# Tasks to perform
1. Print the passage of the certificate pinning article starting with "okHttpClient.newCall(request).enqueue(object : Callback" and going on through "display(e.toString())", copied word for word.
2. Give what follows in the certificate pinning article, continuing on from its last sentence.

# Reading passage
>>>
Certificate Pinning / Security

Certificate Pinning – Part 3

Recently at Mobiconf in Kraków I saw Marcos Placona give an excellent talk about making apps more secure. One of the subjects that he covered was that of certificate pinning which can really help to secure your API calls to your server. In this short series we’ll take a look at what certificate pinning is, why it can be a good thing, some pitfalls and, of course, how to implement it on Android.

Previously we have conveyed the basics of SSL cryptography in other to understand why certificate pinning may be necessary, and looked at some things which require consideration before deciding whether certificate pinning is a good idea for your app, and in this final article we’ll look at that practicalities of implementing it.

Let’s start with a really simple app which makes a simulated API call to https://blog.stylingandroid.com. This will actually return the homepage of this blog but if we make the call using the HEAD HTTP method then it will just return the headers without the HTML body, which is more than sufficient for this example.

The Activity consists of a Button which will trigger the network call, and a TextView which will display the result:

class MainActivity : AppCompatActivity() {

    override fun onCreate(savedInstanceState: Bundle?) {
        super.onCreate(savedInstanceState)
        setContentView(R.layout.activity_main)

        val httpClient = HttpClient()

        button_go.setOnClickListener {
            httpClient.load(::display)
        }
    }

    private fun display(text: String) {
        runOnUiThread {
            text1.text = text
        }
    }
}

The HttpClient object performs the necessary network call:

class HttpClient(
        private val okHttpClient: OkHttpClient = createOkHttpClient()
) {

    fun load(display: (String) -> Unit) {
        val request = Request.Builder()
                .url("https://blog.stylingandroid.com")
                .head()
                .build()
        okHttpClient.newCall(request).enqueue(object : Callback {
            override fun onFailure(call: Call, e: IOException) {
                display(e.toString())
            }

            override fun onResponse(call: Call, response: Response) {
                display("request: $request \nResponse Code: ${response.code()} Protocol: ${response.protocol()}")
            }
        })
    }
}

private fun createOkHttpClient(): OkHttpClient {
    return OkHttpClient.Builder().apply {
        addInterceptor(HttpLoggingInterceptor(Logger { println(it) }).setLevel(Level.BASIC))
    }.build()
}

I’m using OkHttp for the network call because it is a mature, robust, and extremely well implemented HTTP client library. Not only that but it can be used as the underlying HTTP layer for other popular libraries such as Retrofit and Picasso, so the techniques that will cover here can be used with any such libraries with relative ease. Also, as we shall see, it makes certificate pinning really simple.

The createOkHttpClient() function is where our OkHttpClient instance is created, and will be important later on.

So this simple app will make a network call to the server. There is a certificate in place on my server (actually it’s behind a Cloudflare CDN whose certificate is being used) which has a trust chain terminating in the root certificate that is one of those included in the trusted roots included in the Android OS, so all of the certificate validation is successful when we use the https protocol.
<<<
# Extracted records
>>>
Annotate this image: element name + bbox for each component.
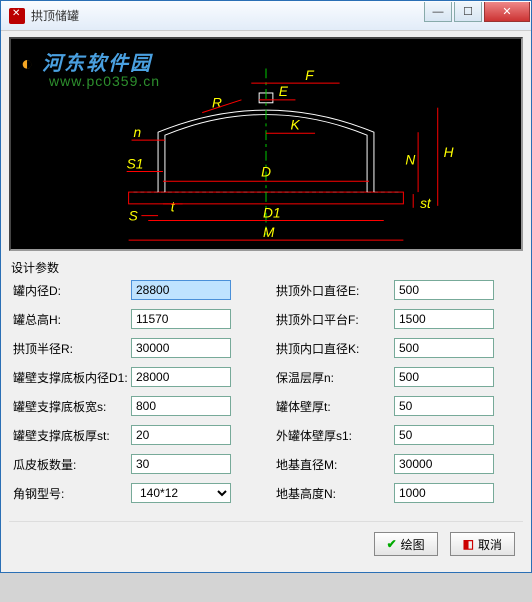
svg-text:K: K: [291, 117, 301, 132]
input-H[interactable]: [131, 309, 231, 329]
label-s: 罐壁支撑底板宽s:: [13, 398, 131, 415]
input-s[interactable]: [131, 396, 231, 416]
svg-text:t: t: [171, 200, 176, 215]
maximize-button[interactable]: ☐: [454, 2, 482, 22]
minimize-button[interactable]: —: [424, 2, 452, 22]
titlebar: 拱顶储罐 — ☐ ✕: [1, 1, 531, 31]
svg-text:H: H: [444, 145, 454, 160]
svg-text:S1: S1: [127, 157, 144, 172]
svg-text:D: D: [261, 164, 271, 179]
label-n: 保温层厚n:: [276, 369, 394, 386]
label-angle: 角钢型号:: [13, 485, 131, 502]
label-R: 拱顶半径R:: [13, 340, 131, 357]
label-petal: 瓜皮板数量:: [13, 456, 131, 473]
label-D: 罐内径D:: [13, 282, 131, 299]
svg-text:M: M: [263, 225, 275, 240]
svg-text:n: n: [134, 125, 142, 140]
svg-text:F: F: [305, 68, 315, 83]
label-s1: 外罐体壁厚s1:: [276, 427, 394, 444]
input-D[interactable]: [131, 280, 231, 300]
select-angle[interactable]: 140*12: [131, 483, 231, 503]
input-E[interactable]: [394, 280, 494, 300]
label-st: 罐壁支撑底板厚st:: [13, 427, 131, 444]
input-M[interactable]: [394, 454, 494, 474]
label-D1: 罐壁支撑底板内径D1:: [13, 369, 131, 386]
label-H: 罐总高H:: [13, 311, 131, 328]
watermark-url: www.pc0359.cn: [49, 73, 160, 89]
svg-text:D1: D1: [263, 206, 281, 221]
input-F[interactable]: [394, 309, 494, 329]
input-K[interactable]: [394, 338, 494, 358]
svg-text:st: st: [420, 196, 432, 211]
section-label: 设计参数: [11, 259, 523, 276]
label-N: 地基高度N:: [276, 485, 394, 502]
close-button[interactable]: ✕: [484, 2, 530, 22]
label-t: 罐体壁厚t:: [276, 398, 394, 415]
cancel-button[interactable]: ◧取消: [450, 532, 515, 556]
input-D1[interactable]: [131, 367, 231, 387]
label-M: 地基直径M:: [276, 456, 394, 473]
svg-text:N: N: [405, 153, 415, 168]
watermark-text: ◐ 河东软件园: [21, 47, 152, 76]
label-E: 拱顶外口直径E:: [276, 282, 394, 299]
input-R[interactable]: [131, 338, 231, 358]
input-N[interactable]: [394, 483, 494, 503]
window-title: 拱顶储罐: [31, 7, 422, 24]
label-F: 拱顶外口平台F:: [276, 311, 394, 328]
form-grid: 罐内径D: 拱顶外口直径E: 罐总高H: 拱顶外口平台F: 拱顶半径R: 拱顶内…: [9, 280, 523, 503]
input-t[interactable]: [394, 396, 494, 416]
input-n[interactable]: [394, 367, 494, 387]
check-icon: ✔: [387, 537, 397, 551]
label-K: 拱顶内口直径K:: [276, 340, 394, 357]
svg-text:E: E: [279, 84, 289, 99]
svg-text:S: S: [129, 209, 138, 224]
app-icon: [9, 8, 25, 24]
input-st[interactable]: [131, 425, 231, 445]
cancel-icon: ◧: [463, 537, 474, 551]
draw-button[interactable]: ✔绘图: [374, 532, 438, 556]
input-s1[interactable]: [394, 425, 494, 445]
diagram-panel: ◐ 河东软件园 www.pc0359.cn F E K D D1: [9, 37, 523, 251]
input-petal[interactable]: [131, 454, 231, 474]
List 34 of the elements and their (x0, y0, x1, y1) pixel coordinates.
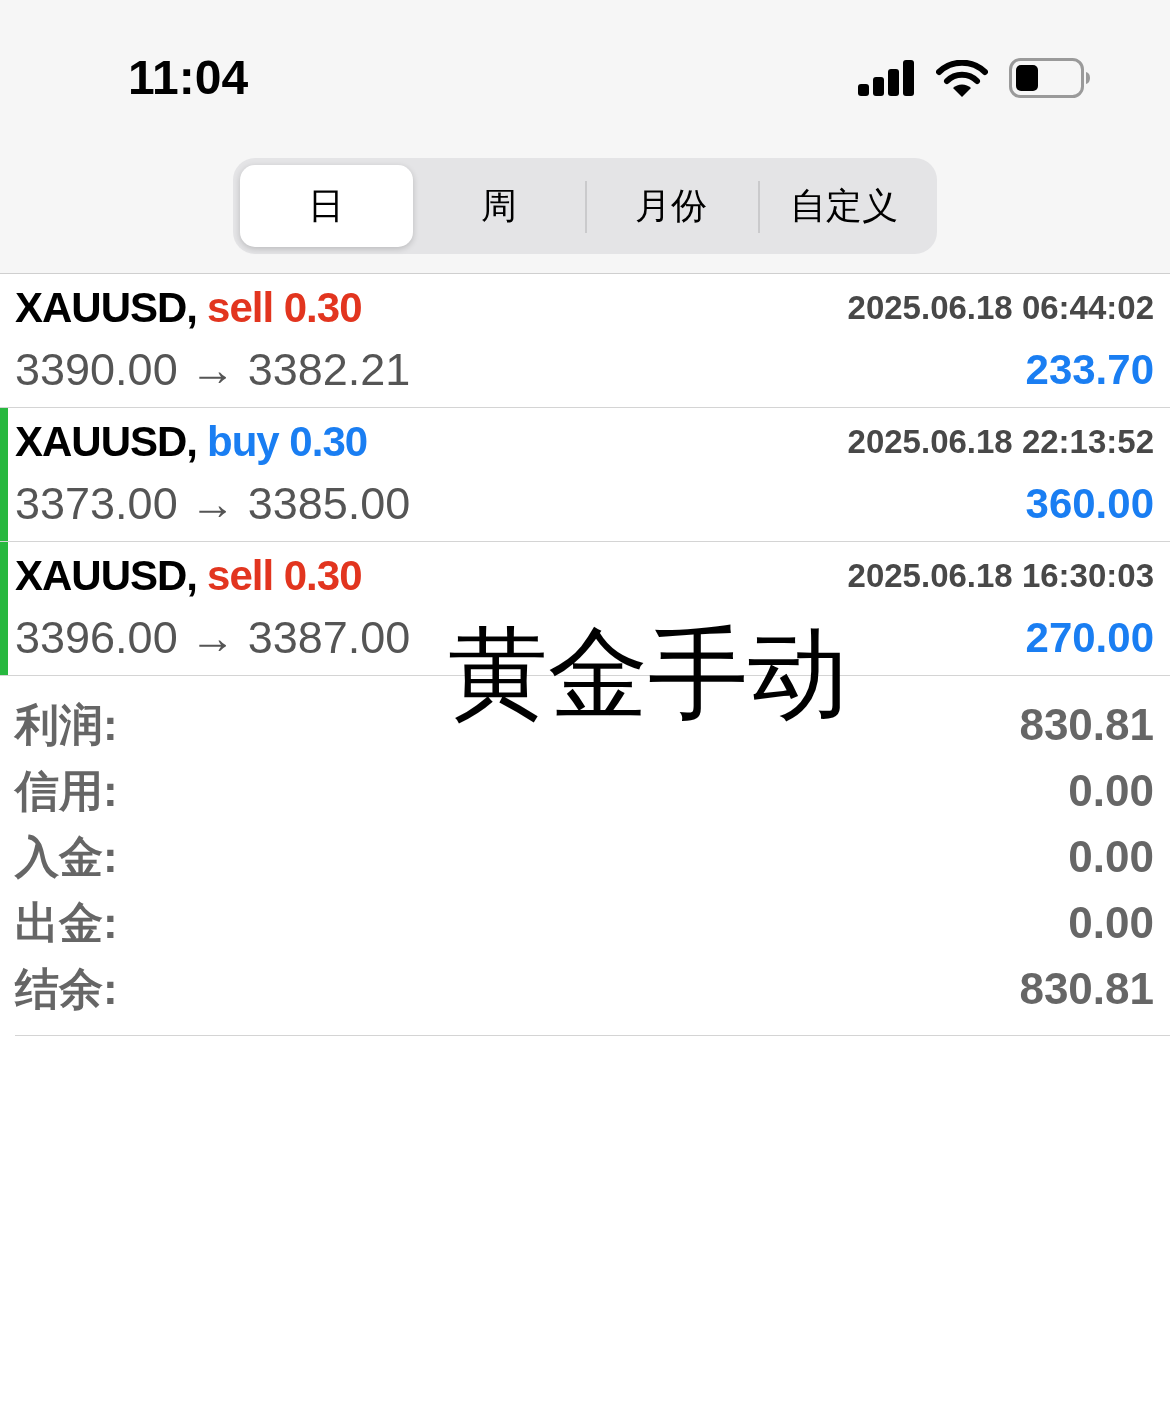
summary-value: 0.00 (1068, 898, 1154, 948)
symbol-label: XAUUSD, (15, 284, 198, 332)
wifi-icon (936, 59, 988, 97)
signal-icon (858, 60, 915, 96)
price-change: 3373.00 → 3385.00 (15, 480, 411, 528)
summary-label: 入金: (15, 832, 118, 882)
profit-value: 233.70 (1025, 346, 1154, 394)
summary-value: 0.00 (1068, 832, 1154, 882)
summary-label: 利润: (15, 700, 118, 750)
trade-time: 2025.06.18 06:44:02 (847, 288, 1154, 328)
trade-time: 2025.06.18 16:30:03 (847, 556, 1154, 596)
period-tab[interactable]: 月份 (585, 165, 758, 247)
price-change: 3390.00 → 3382.21 (15, 346, 411, 394)
order-type: sell 0.30 (207, 284, 362, 332)
order-type: buy 0.30 (207, 418, 368, 466)
status-time: 11:04 (128, 52, 249, 104)
period-tab[interactable]: 自定义 (757, 165, 930, 247)
profit-value: 270.00 (1025, 614, 1154, 662)
trade-time: 2025.06.18 22:13:52 (847, 422, 1154, 462)
order-type: sell 0.30 (207, 552, 362, 600)
summary-value: 830.81 (1019, 700, 1154, 750)
profit-value: 360.00 (1025, 480, 1154, 528)
symbol-label: XAUUSD, (15, 552, 198, 600)
summary-label: 信用: (15, 766, 118, 816)
period-tab[interactable]: 周 (412, 165, 585, 247)
symbol-label: XAUUSD, (15, 418, 198, 466)
summary-value: 830.81 (1019, 964, 1154, 1014)
battery-icon (1009, 58, 1090, 98)
summary-label: 出金: (15, 898, 118, 948)
price-change: 3396.00 → 3387.00 (15, 614, 411, 662)
summary-label: 结余: (15, 964, 118, 1014)
overlay-caption: 黄金手动 (448, 618, 848, 728)
summary-value: 0.00 (1068, 766, 1154, 816)
period-tab[interactable]: 日 (240, 165, 413, 247)
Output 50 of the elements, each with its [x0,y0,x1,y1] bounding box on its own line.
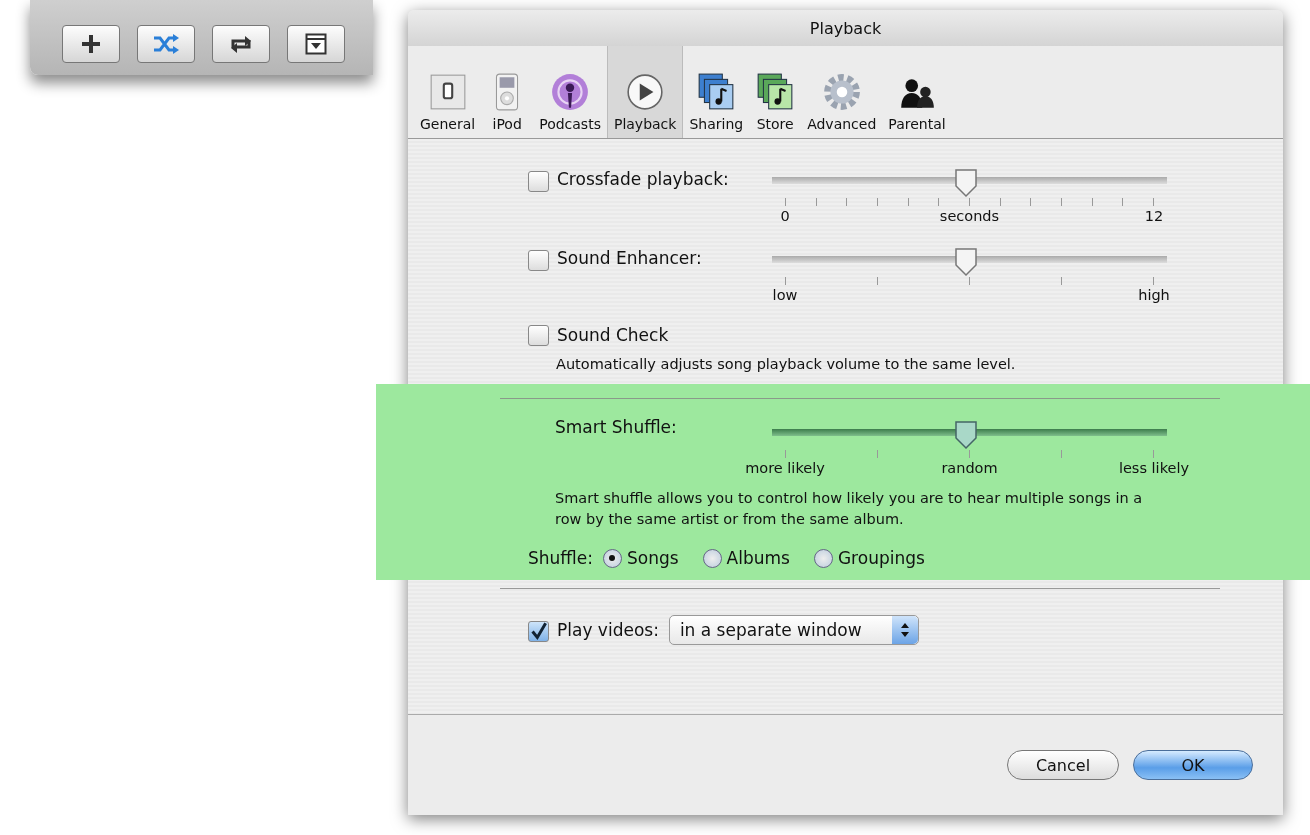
radio-option[interactable]: Songs [602,548,679,568]
radio-option[interactable]: Albums [702,548,790,568]
checkbox[interactable] [528,250,549,271]
toolbar-tab[interactable]: iPod [481,46,534,138]
scale-label: random [940,460,999,476]
toolbar-tab[interactable]: General [414,46,482,138]
stepper-arrows-icon [899,622,910,638]
checkbox[interactable] [528,171,549,192]
toolbar-button[interactable] [287,24,345,63]
dialog-button[interactable]: Cancel [1007,750,1119,780]
radio-button[interactable] [702,548,722,568]
checkbox[interactable] [528,620,549,642]
toolbar-tab[interactable]: Playback [606,46,684,138]
gear-icon [821,72,862,112]
scale-label: high [1137,287,1171,303]
toolbar-tab[interactable]: Sharing [683,46,750,138]
shuffle-icon [152,32,180,55]
dialog-button[interactable]: OK [1133,750,1253,780]
slider-label: Smart Shuffle: [555,417,677,437]
slider-thumb[interactable] [953,247,978,277]
toolbar-tab[interactable]: Podcasts [533,46,607,138]
checkbox-label: Crossfade playback: [557,169,729,189]
checkbox-label: Play videos: [557,620,659,640]
description-text: Automatically adjusts song playback volume to the same level. [555,356,1017,372]
toolbar-button[interactable] [62,24,120,63]
radio-option[interactable]: Groupings [813,548,925,568]
checkbox[interactable] [528,325,549,346]
scale-label: seconds [938,208,1001,224]
radio-button[interactable] [813,548,833,568]
window-title: Playback [809,18,882,38]
toolbar-tab[interactable]: Advanced [801,46,883,138]
toolbar-tab[interactable]: Store [749,46,802,138]
toolbar-tab[interactable]: Parental [882,46,952,138]
scale-label: 0 [779,208,791,224]
checkbox-label: Sound Enhancer: [557,248,702,268]
podcast-icon [550,72,591,112]
scale-label: less likely [1117,460,1191,476]
scale-label: more likely [744,460,826,476]
scale-label: low [771,287,799,303]
radio-button[interactable] [602,548,622,568]
popup-menu[interactable]: in a separate window [668,615,919,645]
toolbar-button[interactable] [212,24,270,63]
radio-group-label: Shuffle: [528,548,593,568]
description-text: Smart shuffle allows you to control how likely you are to hear multiple songs in a row by the same artist or from the same album. [554,489,1144,529]
checkbox-label: Sound Check [557,324,669,345]
scale-label: 12 [1143,208,1165,224]
play-icon [625,72,666,112]
slider-thumb[interactable] [953,168,978,198]
browser-window-icon [305,32,327,55]
slider-thumb[interactable] [953,420,978,450]
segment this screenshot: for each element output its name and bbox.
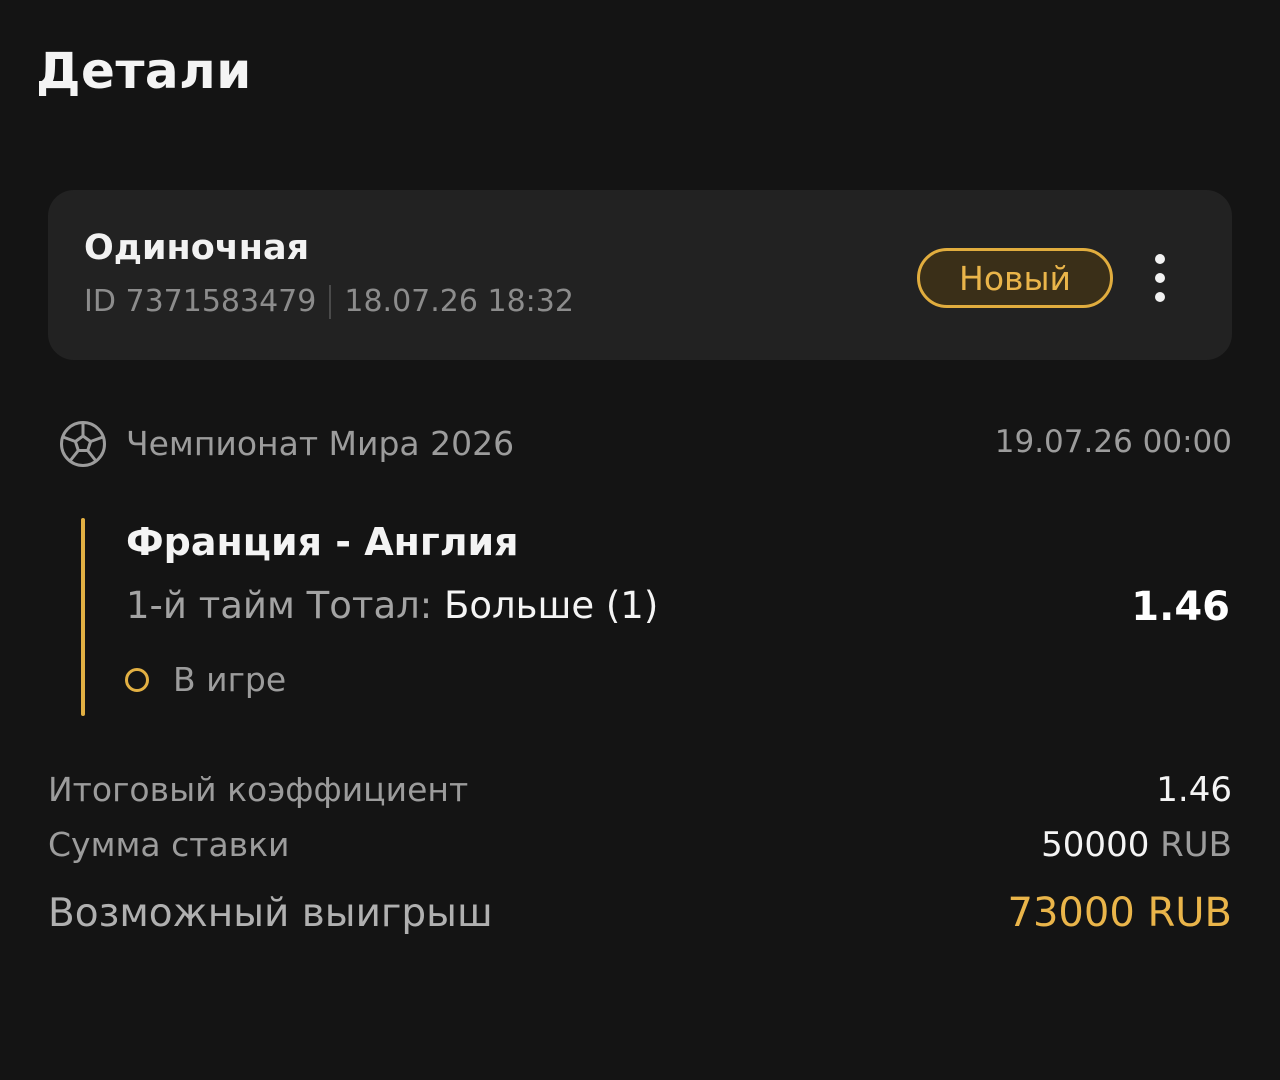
- stake-currency: RUB: [1160, 825, 1232, 865]
- total-odds-value: 1.46: [1156, 770, 1232, 810]
- page-title: Детали: [36, 42, 252, 100]
- bet-type: Одиночная: [84, 228, 310, 268]
- stake-amount: 50000: [1041, 825, 1150, 865]
- bet-placed-time: 18.07.26 18:32: [344, 284, 574, 319]
- summary-row-stake: Сумма ставки 50000 RUB: [48, 825, 1232, 865]
- bet-id: ID 7371583479: [84, 284, 317, 319]
- event-date: 19.07.26 00:00: [994, 424, 1232, 460]
- meta-divider: [329, 284, 332, 319]
- summary-row-total-odds: Итоговый коэффициент 1.46: [48, 770, 1232, 810]
- event-header: Чемпионат Мира 2026 19.07.26 00:00: [58, 418, 1232, 470]
- more-options-button[interactable]: [1142, 254, 1178, 302]
- bet-meta: ID 7371583479 18.07.26 18:32: [84, 284, 574, 319]
- selection-odds: 1.46: [1131, 584, 1230, 630]
- summary-row-payout: Возможный выигрыш 73000 RUB: [48, 890, 1232, 936]
- stake-value: 50000 RUB: [1041, 825, 1232, 865]
- live-status-text: В игре: [173, 660, 287, 699]
- payout-value: 73000 RUB: [1007, 890, 1232, 936]
- more-vertical-icon: [1155, 254, 1165, 264]
- match-name: Франция - Англия: [126, 520, 519, 564]
- more-vertical-icon: [1155, 273, 1165, 283]
- bet-selection: Франция - Англия 1-й тайм Тотал: Больше …: [81, 518, 1232, 716]
- market-label: 1-й тайм Тотал:: [126, 584, 444, 627]
- soccer-ball-icon: [60, 421, 106, 467]
- market-outcome: Больше (1): [444, 584, 659, 627]
- selection-accent-bar: [81, 518, 85, 716]
- live-status: В игре: [125, 660, 286, 699]
- tournament-name: Чемпионат Мира 2026: [126, 424, 515, 463]
- bet-summary-card: Одиночная ID 7371583479 18.07.26 18:32 Н…: [48, 190, 1232, 360]
- total-odds-label: Итоговый коэффициент: [48, 770, 469, 809]
- stake-label: Сумма ставки: [48, 825, 290, 864]
- bet-market: 1-й тайм Тотал: Больше (1): [126, 584, 658, 627]
- status-badge: Новый: [917, 248, 1113, 308]
- in-play-ring-icon: [125, 667, 149, 692]
- payout-label: Возможный выигрыш: [48, 891, 493, 936]
- more-vertical-icon: [1155, 292, 1165, 302]
- bet-details-screen: Детали Одиночная ID 7371583479 18.07.26 …: [0, 0, 1280, 1080]
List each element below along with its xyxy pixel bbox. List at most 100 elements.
<<<
# Answers per task
1.
okHttpClient.newCall(request).enqueue(object : Callback {
            override fun onFailure(call: Call, e: IOException) {
                display(e.toString())

2.
Pinning this certificate within our app is really easy of we are targeting API 24 or later which introduced Network Security Configuration. We first need to enable network security configuration in the manifest, and point it to the correct config file:

<?xml version="1.0" encoding="utf-8"?>
<manifest xmlns:android="http://schemas.android.com/apk/res/android"
  xmlns:tools="http://schemas.android.com/tools"
  package="com.stylingandroid.certificatepinning">

  <uses-permission android:name="android.permission.INTERNET" />

  <application
    android:allowBackup="false"
    android:icon="@mipmap/ic_launcher"
    android:label="@string/app_name"
    android:networkSecurityConfig="@xml/network_security"
    android:roundIcon="@mipmap/ic_launcher_round"
    android:supportsRtl="true"
    android:theme="@style/AppTheme"
    tools:ignore="GoogleAppIndexingWarning"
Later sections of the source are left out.